### Problem statement
Repeat all of the material exactly as given.

### Records to use
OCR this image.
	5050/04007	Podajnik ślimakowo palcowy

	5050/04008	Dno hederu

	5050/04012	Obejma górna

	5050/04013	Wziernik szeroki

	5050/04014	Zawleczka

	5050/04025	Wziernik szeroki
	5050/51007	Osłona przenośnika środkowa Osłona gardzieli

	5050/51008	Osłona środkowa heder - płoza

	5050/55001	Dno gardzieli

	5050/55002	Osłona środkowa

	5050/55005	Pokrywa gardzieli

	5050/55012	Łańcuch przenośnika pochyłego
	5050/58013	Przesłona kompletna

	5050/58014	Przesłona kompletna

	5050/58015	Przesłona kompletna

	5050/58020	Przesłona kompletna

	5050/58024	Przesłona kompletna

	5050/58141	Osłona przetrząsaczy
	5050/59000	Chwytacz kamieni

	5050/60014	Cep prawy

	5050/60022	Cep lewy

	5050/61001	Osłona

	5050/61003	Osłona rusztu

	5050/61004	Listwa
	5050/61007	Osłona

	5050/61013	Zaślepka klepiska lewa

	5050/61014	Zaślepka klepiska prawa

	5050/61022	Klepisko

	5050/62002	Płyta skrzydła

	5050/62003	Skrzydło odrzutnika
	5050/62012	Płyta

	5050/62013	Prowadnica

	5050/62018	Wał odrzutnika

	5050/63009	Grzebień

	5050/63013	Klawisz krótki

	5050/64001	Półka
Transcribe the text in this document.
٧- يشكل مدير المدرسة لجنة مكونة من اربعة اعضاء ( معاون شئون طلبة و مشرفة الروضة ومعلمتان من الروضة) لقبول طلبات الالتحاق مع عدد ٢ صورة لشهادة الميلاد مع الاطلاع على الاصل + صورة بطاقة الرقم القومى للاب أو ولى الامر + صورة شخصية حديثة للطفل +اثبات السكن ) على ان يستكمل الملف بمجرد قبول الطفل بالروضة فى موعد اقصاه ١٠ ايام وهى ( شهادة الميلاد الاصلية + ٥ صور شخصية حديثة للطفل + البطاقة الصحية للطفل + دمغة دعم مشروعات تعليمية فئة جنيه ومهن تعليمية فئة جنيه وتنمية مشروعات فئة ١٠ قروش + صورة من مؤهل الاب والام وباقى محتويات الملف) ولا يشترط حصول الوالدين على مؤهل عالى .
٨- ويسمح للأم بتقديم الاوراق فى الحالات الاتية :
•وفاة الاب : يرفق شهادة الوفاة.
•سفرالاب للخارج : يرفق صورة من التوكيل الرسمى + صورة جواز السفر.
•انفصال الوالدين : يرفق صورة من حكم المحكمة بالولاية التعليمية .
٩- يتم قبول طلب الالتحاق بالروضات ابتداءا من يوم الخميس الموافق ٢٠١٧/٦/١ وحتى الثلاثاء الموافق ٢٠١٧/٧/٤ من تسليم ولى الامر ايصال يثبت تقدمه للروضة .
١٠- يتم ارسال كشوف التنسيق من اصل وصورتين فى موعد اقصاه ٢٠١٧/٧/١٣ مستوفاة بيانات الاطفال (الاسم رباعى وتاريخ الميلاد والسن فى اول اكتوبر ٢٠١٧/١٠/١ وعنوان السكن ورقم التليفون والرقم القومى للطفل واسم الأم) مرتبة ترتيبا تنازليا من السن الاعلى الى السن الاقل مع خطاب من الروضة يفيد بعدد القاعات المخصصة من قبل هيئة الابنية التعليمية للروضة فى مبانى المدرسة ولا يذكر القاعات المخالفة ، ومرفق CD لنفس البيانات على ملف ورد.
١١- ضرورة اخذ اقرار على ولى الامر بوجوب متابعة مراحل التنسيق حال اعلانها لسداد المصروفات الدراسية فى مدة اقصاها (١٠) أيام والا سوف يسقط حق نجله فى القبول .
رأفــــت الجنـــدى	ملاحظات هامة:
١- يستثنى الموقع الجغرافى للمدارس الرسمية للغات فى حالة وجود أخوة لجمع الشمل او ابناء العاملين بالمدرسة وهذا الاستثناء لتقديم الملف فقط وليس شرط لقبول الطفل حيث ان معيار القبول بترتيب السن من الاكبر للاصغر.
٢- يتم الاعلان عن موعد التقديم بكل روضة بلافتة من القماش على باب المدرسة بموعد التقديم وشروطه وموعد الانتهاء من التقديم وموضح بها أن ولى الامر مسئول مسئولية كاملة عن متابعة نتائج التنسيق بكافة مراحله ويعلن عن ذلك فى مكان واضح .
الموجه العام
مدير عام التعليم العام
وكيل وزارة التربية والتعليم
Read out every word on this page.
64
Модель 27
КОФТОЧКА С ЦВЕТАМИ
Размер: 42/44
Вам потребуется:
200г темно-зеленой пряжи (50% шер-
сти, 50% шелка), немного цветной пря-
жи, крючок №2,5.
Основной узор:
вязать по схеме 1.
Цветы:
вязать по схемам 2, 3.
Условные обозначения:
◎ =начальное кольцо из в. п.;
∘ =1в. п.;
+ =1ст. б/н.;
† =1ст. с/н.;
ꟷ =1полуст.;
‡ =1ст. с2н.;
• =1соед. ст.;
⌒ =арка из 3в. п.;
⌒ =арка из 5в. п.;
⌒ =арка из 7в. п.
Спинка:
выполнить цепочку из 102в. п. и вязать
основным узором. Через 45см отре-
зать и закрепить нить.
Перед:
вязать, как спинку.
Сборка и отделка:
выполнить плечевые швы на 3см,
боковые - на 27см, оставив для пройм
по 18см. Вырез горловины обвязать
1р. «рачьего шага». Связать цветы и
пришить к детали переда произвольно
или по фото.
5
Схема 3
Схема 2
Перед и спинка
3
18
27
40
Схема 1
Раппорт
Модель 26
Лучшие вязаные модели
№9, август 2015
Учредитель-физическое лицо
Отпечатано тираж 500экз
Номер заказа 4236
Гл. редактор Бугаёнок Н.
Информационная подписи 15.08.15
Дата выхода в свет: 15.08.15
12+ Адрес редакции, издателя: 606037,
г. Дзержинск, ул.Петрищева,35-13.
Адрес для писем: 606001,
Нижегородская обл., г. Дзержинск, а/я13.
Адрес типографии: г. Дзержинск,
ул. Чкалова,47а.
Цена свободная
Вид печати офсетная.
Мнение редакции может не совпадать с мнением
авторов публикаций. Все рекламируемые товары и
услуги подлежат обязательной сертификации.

### Solution to the problem
OCR this image.
	5050/04007	Podajnik ślimakowo palcowy

	5050/04008	Dno hederu

	5050/04012	Obejma górna

	5050/04013	Wziernik szeroki

	5050/04014	Zawleczka

	5050/04025	Wziernik szeroki
	5050/51007	Osłona przenośnika środkowa Osłona gardzieli

	5050/51008	Osłona środkowa heder - płoza

	5050/55001	Dno gardzieli

	5050/55002	Osłona środkowa

	5050/55005	Pokrywa gardzieli

	5050/55012	Łańcuch przenośnika pochyłego
	5050/58013	Przesłona kompletna

	5050/58014	Przesłona kompletna

	5050/58015	Przesłona kompletna

	5050/58020	Przesłona kompletna

	5050/58024	Przesłona kompletna

	5050/58141	Osłona przetrząsaczy
	5050/59000	Chwytacz kamieni

	5050/60014	Cep prawy

	5050/60022	Cep lewy

	5050/61001	Osłona

	5050/61003	Osłona rusztu

	5050/61004	Listwa
	5050/61007	Osłona

	5050/61013	Zaślepka klepiska lewa

	5050/61014	Zaślepka klepiska prawa

	5050/61022	Klepisko

	5050/62002	Płyta skrzydła

	5050/62003	Skrzydło odrzutnika
	5050/62012	Płyta

	5050/62013	Prowadnica

	5050/62018	Wał odrzutnika

	5050/63009	Grzebień

	5050/63013	Klawisz krótki

	5050/64001	Półka
Transcribe the text in this document.
٧- يشكل مدير المدرسة لجنة مكونة من اربعة اعضاء ( معاون شئون طلبة و مشرفة الروضة ومعلمتان من الروضة) لقبول طلبات الالتحاق مع عدد ٢ صورة لشهادة الميلاد مع الاطلاع على الاصل + صورة بطاقة الرقم القومى للاب أو ولى الامر + صورة شخصية حديثة للطفل +اثبات السكن ) على ان يستكمل الملف بمجرد قبول الطفل بالروضة فى موعد اقصاه ١٠ ايام وهى ( شهادة الميلاد الاصلية + ٥ صور شخصية حديثة للطفل + البطاقة الصحية للطفل + دمغة دعم مشروعات تعليمية فئة جنيه ومهن تعليمية فئة جنيه وتنمية مشروعات فئة ١٠ قروش + صورة من مؤهل الاب والام وباقى محتويات الملف) ولا يشترط حصول الوالدين على مؤهل عالى .
٨- ويسمح للأم بتقديم الاوراق فى الحالات الاتية :
•وفاة الاب : يرفق شهادة الوفاة.
•سفرالاب للخارج : يرفق صورة من التوكيل الرسمى + صورة جواز السفر.
•انفصال الوالدين : يرفق صورة من حكم المحكمة بالولاية التعليمية .
٩- يتم قبول طلب الالتحاق بالروضات ابتداءا من يوم الخميس الموافق ٢٠١٧/٦/١ وحتى الثلاثاء الموافق ٢٠١٧/٧/٤ من تسليم ولى الامر ايصال يثبت تقدمه للروضة .
١٠- يتم ارسال كشوف التنسيق من اصل وصورتين فى موعد اقصاه ٢٠١٧/٧/١٣ مستوفاة بيانات الاطفال (الاسم رباعى وتاريخ الميلاد والسن فى اول اكتوبر ٢٠١٧/١٠/١ وعنوان السكن ورقم التليفون والرقم القومى للطفل واسم الأم) مرتبة ترتيبا تنازليا من السن الاعلى الى السن الاقل مع خطاب من الروضة يفيد بعدد القاعات المخصصة من قبل هيئة الابنية التعليمية للروضة فى مبانى المدرسة ولا يذكر القاعات المخالفة ، ومرفق CD لنفس البيانات على ملف ورد.
١١- ضرورة اخذ اقرار على ولى الامر بوجوب متابعة مراحل التنسيق حال اعلانها لسداد المصروفات الدراسية فى مدة اقصاها (١٠) أيام والا سوف يسقط حق نجله فى القبول .
رأفــــت الجنـــدى	ملاحظات هامة:
١- يستثنى الموقع الجغرافى للمدارس الرسمية للغات فى حالة وجود أخوة لجمع الشمل او ابناء العاملين بالمدرسة وهذا الاستثناء لتقديم الملف فقط وليس شرط لقبول الطفل حيث ان معيار القبول بترتيب السن من الاكبر للاصغر.
٢- يتم الاعلان عن موعد التقديم بكل روضة بلافتة من القماش على باب المدرسة بموعد التقديم وشروطه وموعد الانتهاء من التقديم وموضح بها أن ولى الامر مسئول مسئولية كاملة عن متابعة نتائج التنسيق بكافة مراحله ويعلن عن ذلك فى مكان واضح .
الموجه العام
مدير عام التعليم العام
وكيل وزارة التربية والتعليم
Read out every word on this page.
64
Модель 27
КОФТОЧКА С ЦВЕТАМИ
Размер: 42/44
Вам потребуется:
200г темно-зеленой пряжи (50% шер-
сти, 50% шелка), немного цветной пря-
жи, крючок №2,5.
Основной узор:
вязать по схеме 1.
Цветы:
вязать по схемам 2, 3.
Условные обозначения:
◎ =начальное кольцо из в. п.;
∘ =1в. п.;
+ =1ст. б/н.;
† =1ст. с/н.;
ꟷ =1полуст.;
‡ =1ст. с2н.;
• =1соед. ст.;
⌒ =арка из 3в. п.;
⌒ =арка из 5в. п.;
⌒ =арка из 7в. п.
Спинка:
выполнить цепочку из 102в. п. и вязать
основным узором. Через 45см отре-
зать и закрепить нить.
Перед:
вязать, как спинку.
Сборка и отделка:
выполнить плечевые швы на 3см,
боковые - на 27см, оставив для пройм
по 18см. Вырез горловины обвязать
1р. «рачьего шага». Связать цветы и
пришить к детали переда произвольно
или по фото.
5
Схема 3
Схема 2
Перед и спинка
3
18
27
40
Схема 1
Раппорт
Модель 26
Лучшие вязаные модели
№9, август 2015
Учредитель-физическое лицо
Отпечатано тираж 500экз
Номер заказа 4236
Гл. редактор Бугаёнок Н.
Информационная подписи 15.08.15
Дата выхода в свет: 15.08.15
12+ Адрес редакции, издателя: 606037,
г. Дзержинск, ул.Петрищева,35-13.
Адрес для писем: 606001,
Нижегородская обл., г. Дзержинск, а/я13.
Адрес типографии: г. Дзержинск,
ул. Чкалова,47а.
Цена свободная
Вид печати офсетная.
Мнение редакции может не совпадать с мнением
авторов публикаций. Все рекламируемые товары и
услуги подлежат обязательной сертификации.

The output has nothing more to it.